▸ **INSTRUCTION**:
Copy out, from the entries below, each line holding the string "poziom".

▸ **PROVIDED DATA**:
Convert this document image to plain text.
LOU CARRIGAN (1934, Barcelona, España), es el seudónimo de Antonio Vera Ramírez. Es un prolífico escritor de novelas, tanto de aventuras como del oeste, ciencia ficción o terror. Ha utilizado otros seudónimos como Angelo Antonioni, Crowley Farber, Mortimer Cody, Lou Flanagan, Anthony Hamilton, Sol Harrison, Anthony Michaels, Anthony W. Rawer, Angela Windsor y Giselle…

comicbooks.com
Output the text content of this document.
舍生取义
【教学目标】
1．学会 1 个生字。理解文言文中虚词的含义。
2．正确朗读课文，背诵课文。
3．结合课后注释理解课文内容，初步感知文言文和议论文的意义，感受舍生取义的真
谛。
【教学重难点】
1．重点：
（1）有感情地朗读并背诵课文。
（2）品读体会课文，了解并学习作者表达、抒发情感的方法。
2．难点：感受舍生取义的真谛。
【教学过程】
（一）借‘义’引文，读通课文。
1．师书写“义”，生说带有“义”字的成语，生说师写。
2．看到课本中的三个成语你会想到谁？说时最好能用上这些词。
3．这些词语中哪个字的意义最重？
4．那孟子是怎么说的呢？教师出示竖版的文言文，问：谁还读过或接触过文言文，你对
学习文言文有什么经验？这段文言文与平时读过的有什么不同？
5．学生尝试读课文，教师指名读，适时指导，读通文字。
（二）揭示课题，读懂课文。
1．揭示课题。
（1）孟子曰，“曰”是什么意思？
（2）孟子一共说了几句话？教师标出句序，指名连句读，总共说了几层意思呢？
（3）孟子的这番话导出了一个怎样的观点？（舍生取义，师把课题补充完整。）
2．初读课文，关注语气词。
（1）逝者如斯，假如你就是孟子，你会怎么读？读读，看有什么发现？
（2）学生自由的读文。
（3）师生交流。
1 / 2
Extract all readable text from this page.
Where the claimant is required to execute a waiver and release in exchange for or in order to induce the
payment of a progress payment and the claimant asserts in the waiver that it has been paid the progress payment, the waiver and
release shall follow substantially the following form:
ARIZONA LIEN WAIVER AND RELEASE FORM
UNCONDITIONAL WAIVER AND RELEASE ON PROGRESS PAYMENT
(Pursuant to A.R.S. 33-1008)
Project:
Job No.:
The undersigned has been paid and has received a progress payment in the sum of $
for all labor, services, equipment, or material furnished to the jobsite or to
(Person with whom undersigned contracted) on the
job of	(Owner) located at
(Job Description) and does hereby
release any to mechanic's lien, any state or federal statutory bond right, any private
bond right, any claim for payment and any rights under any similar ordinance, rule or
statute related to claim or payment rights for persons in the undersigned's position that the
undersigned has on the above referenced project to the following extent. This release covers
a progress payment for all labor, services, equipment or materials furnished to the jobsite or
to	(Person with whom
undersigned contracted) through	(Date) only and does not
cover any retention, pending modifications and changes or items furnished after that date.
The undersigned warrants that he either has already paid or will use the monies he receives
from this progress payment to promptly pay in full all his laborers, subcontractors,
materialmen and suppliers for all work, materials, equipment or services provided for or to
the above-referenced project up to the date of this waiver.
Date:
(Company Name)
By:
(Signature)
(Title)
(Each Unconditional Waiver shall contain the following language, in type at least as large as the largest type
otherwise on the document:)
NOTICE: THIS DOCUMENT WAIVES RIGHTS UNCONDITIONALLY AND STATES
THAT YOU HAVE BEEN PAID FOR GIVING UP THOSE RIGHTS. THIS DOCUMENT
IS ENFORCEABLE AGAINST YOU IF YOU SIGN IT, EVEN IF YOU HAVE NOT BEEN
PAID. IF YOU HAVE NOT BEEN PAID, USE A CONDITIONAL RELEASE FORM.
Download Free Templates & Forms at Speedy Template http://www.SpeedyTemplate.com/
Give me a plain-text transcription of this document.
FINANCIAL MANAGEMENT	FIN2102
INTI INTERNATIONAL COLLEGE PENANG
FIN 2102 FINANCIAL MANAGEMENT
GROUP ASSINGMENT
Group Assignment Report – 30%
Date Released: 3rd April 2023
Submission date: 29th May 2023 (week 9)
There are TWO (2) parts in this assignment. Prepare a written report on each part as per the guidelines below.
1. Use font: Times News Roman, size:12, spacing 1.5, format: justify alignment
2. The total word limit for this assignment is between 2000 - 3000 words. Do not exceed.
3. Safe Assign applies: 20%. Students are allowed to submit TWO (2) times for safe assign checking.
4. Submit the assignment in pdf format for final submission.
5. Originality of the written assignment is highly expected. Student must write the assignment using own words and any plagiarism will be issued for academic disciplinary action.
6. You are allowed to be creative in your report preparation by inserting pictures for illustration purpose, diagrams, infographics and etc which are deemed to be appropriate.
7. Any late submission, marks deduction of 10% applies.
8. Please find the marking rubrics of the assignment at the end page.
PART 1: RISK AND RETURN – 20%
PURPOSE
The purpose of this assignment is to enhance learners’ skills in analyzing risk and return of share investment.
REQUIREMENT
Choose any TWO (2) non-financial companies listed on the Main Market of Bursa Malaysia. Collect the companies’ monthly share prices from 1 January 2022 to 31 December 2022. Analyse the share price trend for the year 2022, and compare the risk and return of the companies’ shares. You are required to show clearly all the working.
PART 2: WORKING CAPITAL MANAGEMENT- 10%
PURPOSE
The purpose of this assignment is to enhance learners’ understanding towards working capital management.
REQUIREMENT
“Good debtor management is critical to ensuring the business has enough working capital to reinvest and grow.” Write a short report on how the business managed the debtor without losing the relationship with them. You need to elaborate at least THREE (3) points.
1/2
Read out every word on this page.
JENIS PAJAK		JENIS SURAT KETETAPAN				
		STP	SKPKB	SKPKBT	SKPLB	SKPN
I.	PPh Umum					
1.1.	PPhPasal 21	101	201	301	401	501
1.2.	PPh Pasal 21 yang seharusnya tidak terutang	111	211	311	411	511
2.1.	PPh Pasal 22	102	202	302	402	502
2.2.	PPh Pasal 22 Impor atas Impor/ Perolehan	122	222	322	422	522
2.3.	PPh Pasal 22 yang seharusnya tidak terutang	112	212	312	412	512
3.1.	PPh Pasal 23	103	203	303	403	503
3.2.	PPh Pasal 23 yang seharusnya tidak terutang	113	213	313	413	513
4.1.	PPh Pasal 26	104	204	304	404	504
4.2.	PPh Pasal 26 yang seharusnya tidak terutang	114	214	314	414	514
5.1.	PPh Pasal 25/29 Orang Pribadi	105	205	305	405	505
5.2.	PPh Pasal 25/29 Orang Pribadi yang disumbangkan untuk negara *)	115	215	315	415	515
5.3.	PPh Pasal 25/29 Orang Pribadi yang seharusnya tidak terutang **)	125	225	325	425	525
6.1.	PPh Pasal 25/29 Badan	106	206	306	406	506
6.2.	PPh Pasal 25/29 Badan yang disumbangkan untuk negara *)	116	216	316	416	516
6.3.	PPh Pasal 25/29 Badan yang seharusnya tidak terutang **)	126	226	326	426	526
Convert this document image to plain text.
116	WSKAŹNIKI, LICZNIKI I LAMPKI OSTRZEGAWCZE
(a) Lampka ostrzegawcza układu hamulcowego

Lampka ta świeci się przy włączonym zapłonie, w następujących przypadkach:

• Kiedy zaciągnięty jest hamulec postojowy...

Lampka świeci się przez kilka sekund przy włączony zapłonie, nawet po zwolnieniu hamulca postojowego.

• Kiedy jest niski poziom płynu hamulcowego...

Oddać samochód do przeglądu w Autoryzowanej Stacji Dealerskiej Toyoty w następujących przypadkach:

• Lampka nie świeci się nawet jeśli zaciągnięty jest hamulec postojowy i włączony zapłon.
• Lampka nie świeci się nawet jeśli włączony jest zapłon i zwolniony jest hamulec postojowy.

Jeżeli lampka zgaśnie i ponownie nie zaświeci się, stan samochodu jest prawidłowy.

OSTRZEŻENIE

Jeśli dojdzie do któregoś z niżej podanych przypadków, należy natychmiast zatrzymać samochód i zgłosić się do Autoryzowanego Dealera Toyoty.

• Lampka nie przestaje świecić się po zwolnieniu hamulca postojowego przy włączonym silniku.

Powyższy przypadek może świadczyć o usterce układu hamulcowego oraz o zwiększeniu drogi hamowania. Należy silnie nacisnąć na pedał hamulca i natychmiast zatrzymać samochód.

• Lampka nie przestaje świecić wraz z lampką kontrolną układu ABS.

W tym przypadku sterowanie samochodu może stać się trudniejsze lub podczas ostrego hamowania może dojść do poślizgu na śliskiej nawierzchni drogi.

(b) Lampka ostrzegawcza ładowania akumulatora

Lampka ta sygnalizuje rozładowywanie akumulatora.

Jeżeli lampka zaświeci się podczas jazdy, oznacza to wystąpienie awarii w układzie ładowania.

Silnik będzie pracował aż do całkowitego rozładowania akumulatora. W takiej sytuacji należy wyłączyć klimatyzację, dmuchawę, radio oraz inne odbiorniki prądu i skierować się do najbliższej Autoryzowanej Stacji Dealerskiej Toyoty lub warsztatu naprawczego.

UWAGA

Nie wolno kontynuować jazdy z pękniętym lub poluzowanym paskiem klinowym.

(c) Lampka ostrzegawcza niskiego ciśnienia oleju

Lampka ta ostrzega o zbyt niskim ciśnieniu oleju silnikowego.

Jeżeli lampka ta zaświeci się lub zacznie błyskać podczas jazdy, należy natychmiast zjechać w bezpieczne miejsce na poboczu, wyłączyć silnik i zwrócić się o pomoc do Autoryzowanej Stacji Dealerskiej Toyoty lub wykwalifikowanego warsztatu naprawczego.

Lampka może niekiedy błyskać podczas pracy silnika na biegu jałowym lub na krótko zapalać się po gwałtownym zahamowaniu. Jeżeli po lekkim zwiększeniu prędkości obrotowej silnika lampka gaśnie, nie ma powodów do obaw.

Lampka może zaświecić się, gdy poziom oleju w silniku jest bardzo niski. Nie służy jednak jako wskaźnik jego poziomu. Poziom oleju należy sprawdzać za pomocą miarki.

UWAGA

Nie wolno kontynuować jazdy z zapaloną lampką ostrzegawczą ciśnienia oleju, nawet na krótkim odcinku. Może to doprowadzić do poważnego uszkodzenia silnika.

▸ **EXERCISE SOLUTION**:
• Kiedy jest niski poziom płynu hamulcowego...
Lampka może zaświecić się, gdy poziom oleju w silniku jest bardzo niski. Nie służy jednak jako wskaźnik jego poziomu. Poziom oleju należy sprawdzać za pomocą miarki.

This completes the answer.